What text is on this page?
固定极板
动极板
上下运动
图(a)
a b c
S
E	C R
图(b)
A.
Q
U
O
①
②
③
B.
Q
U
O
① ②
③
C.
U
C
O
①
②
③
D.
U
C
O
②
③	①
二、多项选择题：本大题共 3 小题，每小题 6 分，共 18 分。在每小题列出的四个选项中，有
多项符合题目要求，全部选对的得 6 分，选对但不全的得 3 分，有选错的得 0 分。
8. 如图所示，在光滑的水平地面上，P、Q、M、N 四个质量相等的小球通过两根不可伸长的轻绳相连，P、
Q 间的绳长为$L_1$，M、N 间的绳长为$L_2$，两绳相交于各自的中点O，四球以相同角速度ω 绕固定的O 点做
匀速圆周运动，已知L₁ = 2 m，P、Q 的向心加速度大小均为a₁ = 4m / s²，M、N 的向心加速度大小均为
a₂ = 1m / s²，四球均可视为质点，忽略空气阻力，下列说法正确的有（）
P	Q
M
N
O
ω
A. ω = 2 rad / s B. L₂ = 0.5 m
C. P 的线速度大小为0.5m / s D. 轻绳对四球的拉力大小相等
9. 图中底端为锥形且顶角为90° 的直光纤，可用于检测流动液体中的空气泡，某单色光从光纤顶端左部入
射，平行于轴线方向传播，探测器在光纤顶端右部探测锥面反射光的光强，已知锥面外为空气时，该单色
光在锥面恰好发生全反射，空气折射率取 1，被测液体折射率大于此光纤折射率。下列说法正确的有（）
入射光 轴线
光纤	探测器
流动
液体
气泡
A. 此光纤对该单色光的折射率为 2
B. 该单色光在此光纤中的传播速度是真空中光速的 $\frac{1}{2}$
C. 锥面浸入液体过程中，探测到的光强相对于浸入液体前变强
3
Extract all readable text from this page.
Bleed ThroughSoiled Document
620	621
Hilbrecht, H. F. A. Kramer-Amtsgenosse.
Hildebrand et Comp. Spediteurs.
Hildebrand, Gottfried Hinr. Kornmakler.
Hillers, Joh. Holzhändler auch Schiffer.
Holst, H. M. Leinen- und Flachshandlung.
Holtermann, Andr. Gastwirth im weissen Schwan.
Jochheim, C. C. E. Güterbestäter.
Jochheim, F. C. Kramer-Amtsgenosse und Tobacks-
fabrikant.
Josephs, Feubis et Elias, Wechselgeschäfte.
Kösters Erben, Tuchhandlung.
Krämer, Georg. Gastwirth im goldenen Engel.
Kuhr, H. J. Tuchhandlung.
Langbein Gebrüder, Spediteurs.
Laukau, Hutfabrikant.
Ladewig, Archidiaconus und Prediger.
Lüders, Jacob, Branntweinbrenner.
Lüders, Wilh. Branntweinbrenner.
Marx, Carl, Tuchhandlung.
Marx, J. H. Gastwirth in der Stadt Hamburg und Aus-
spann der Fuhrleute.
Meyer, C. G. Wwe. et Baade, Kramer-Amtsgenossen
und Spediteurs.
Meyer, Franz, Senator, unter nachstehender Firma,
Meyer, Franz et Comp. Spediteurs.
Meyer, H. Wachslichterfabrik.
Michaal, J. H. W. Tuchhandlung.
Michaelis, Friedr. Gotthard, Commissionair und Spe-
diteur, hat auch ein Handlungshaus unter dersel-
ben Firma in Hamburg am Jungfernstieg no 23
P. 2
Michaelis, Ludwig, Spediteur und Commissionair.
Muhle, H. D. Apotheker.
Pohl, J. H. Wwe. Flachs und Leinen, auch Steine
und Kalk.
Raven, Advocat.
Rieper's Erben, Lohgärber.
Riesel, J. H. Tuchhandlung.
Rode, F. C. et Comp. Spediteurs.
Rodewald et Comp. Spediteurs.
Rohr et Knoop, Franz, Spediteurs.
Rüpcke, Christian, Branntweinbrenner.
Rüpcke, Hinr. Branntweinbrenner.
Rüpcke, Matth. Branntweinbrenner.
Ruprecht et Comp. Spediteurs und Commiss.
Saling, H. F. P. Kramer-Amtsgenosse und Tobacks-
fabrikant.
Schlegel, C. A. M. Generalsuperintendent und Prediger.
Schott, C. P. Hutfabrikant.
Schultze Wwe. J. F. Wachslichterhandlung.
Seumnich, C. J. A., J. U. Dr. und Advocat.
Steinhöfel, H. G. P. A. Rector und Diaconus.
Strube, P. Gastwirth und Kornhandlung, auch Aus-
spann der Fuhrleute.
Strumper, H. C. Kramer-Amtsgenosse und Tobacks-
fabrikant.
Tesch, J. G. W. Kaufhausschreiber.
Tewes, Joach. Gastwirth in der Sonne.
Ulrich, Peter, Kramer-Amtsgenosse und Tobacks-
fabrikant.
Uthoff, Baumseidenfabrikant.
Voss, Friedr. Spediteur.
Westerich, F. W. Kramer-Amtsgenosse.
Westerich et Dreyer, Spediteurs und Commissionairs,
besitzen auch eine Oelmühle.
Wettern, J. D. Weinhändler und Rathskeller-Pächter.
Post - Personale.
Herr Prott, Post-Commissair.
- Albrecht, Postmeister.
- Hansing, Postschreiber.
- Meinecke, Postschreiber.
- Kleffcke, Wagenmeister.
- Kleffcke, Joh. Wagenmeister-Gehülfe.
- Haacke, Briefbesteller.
────
▸ **SHORT PROBLEM**
Generate an exact reproduction of all entries.

▸ **WRITTEN REPLY**
What text is on this page?
固定极板
动极板
上下运动
图(a)
a b c
S
E	C R
图(b)
A.
Q
U
O
①
②
③
B.
Q
U
O
① ②
③
C.
U
C
O
①
②
③
D.
U
C
O
②
③	①
二、多项选择题：本大题共 3 小题，每小题 6 分，共 18 分。在每小题列出的四个选项中，有
多项符合题目要求，全部选对的得 6 分，选对但不全的得 3 分，有选错的得 0 分。
8. 如图所示，在光滑的水平地面上，P、Q、M、N 四个质量相等的小球通过两根不可伸长的轻绳相连，P、
Q 间的绳长为$L_1$，M、N 间的绳长为$L_2$，两绳相交于各自的中点O，四球以相同角速度ω 绕固定的O 点做
匀速圆周运动，已知L₁ = 2 m，P、Q 的向心加速度大小均为a₁ = 4m / s²，M、N 的向心加速度大小均为
a₂ = 1m / s²，四球均可视为质点，忽略空气阻力，下列说法正确的有（）
P	Q
M
N
O
ω
A. ω = 2 rad / s B. L₂ = 0.5 m
C. P 的线速度大小为0.5m / s D. 轻绳对四球的拉力大小相等
9. 图中底端为锥形且顶角为90° 的直光纤，可用于检测流动液体中的空气泡，某单色光从光纤顶端左部入
射，平行于轴线方向传播，探测器在光纤顶端右部探测锥面反射光的光强，已知锥面外为空气时，该单色
光在锥面恰好发生全反射，空气折射率取 1，被测液体折射率大于此光纤折射率。下列说法正确的有（）
入射光 轴线
光纤	探测器
流动
液体
气泡
A. 此光纤对该单色光的折射率为 2
B. 该单色光在此光纤中的传播速度是真空中光速的 $\frac{1}{2}$
C. 锥面浸入液体过程中，探测到的光强相对于浸入液体前变强
3
Extract all readable text from this page.
Bleed ThroughSoiled Document
620	621
Hilbrecht, H. F. A. Kramer-Amtsgenosse.
Hildebrand et Comp. Spediteurs.
Hildebrand, Gottfried Hinr. Kornmakler.
Hillers, Joh. Holzhändler auch Schiffer.
Holst, H. M. Leinen- und Flachshandlung.
Holtermann, Andr. Gastwirth im weissen Schwan.
Jochheim, C. C. E. Güterbestäter.
Jochheim, F. C. Kramer-Amtsgenosse und Tobacks-
fabrikant.
Josephs, Feubis et Elias, Wechselgeschäfte.
Kösters Erben, Tuchhandlung.
Krämer, Georg. Gastwirth im goldenen Engel.
Kuhr, H. J. Tuchhandlung.
Langbein Gebrüder, Spediteurs.
Laukau, Hutfabrikant.
Ladewig, Archidiaconus und Prediger.
Lüders, Jacob, Branntweinbrenner.
Lüders, Wilh. Branntweinbrenner.
Marx, Carl, Tuchhandlung.
Marx, J. H. Gastwirth in der Stadt Hamburg und Aus-
spann der Fuhrleute.
Meyer, C. G. Wwe. et Baade, Kramer-Amtsgenossen
und Spediteurs.
Meyer, Franz, Senator, unter nachstehender Firma,
Meyer, Franz et Comp. Spediteurs.
Meyer, H. Wachslichterfabrik.
Michaal, J. H. W. Tuchhandlung.
Michaelis, Friedr. Gotthard, Commissionair und Spe-
diteur, hat auch ein Handlungshaus unter dersel-
ben Firma in Hamburg am Jungfernstieg no 23
P. 2
Michaelis, Ludwig, Spediteur und Commissionair.
Muhle, H. D. Apotheker.
Pohl, J. H. Wwe. Flachs und Leinen, auch Steine
und Kalk.
Raven, Advocat.
Rieper's Erben, Lohgärber.
Riesel, J. H. Tuchhandlung.
Rode, F. C. et Comp. Spediteurs.
Rodewald et Comp. Spediteurs.
Rohr et Knoop, Franz, Spediteurs.
Rüpcke, Christian, Branntweinbrenner.
Rüpcke, Hinr. Branntweinbrenner.
Rüpcke, Matth. Branntweinbrenner.
Ruprecht et Comp. Spediteurs und Commiss.
Saling, H. F. P. Kramer-Amtsgenosse und Tobacks-
fabrikant.
Schlegel, C. A. M. Generalsuperintendent und Prediger.
Schott, C. P. Hutfabrikant.
Schultze Wwe. J. F. Wachslichterhandlung.
Seumnich, C. J. A., J. U. Dr. und Advocat.
Steinhöfel, H. G. P. A. Rector und Diaconus.
Strube, P. Gastwirth und Kornhandlung, auch Aus-
spann der Fuhrleute.
Strumper, H. C. Kramer-Amtsgenosse und Tobacks-
fabrikant.
Tesch, J. G. W. Kaufhausschreiber.
Tewes, Joach. Gastwirth in der Sonne.
Ulrich, Peter, Kramer-Amtsgenosse und Tobacks-
fabrikant.
Uthoff, Baumseidenfabrikant.
Voss, Friedr. Spediteur.
Westerich, F. W. Kramer-Amtsgenosse.
Westerich et Dreyer, Spediteurs und Commissionairs,
besitzen auch eine Oelmühle.
Wettern, J. D. Weinhändler und Rathskeller-Pächter.
Post - Personale.
Herr Prott, Post-Commissair.
- Albrecht, Postmeister.
- Hansing, Postschreiber.
- Meinecke, Postschreiber.
- Kleffcke, Wagenmeister.
- Kleffcke, Joh. Wagenmeister-Gehülfe.
- Haacke, Briefbesteller.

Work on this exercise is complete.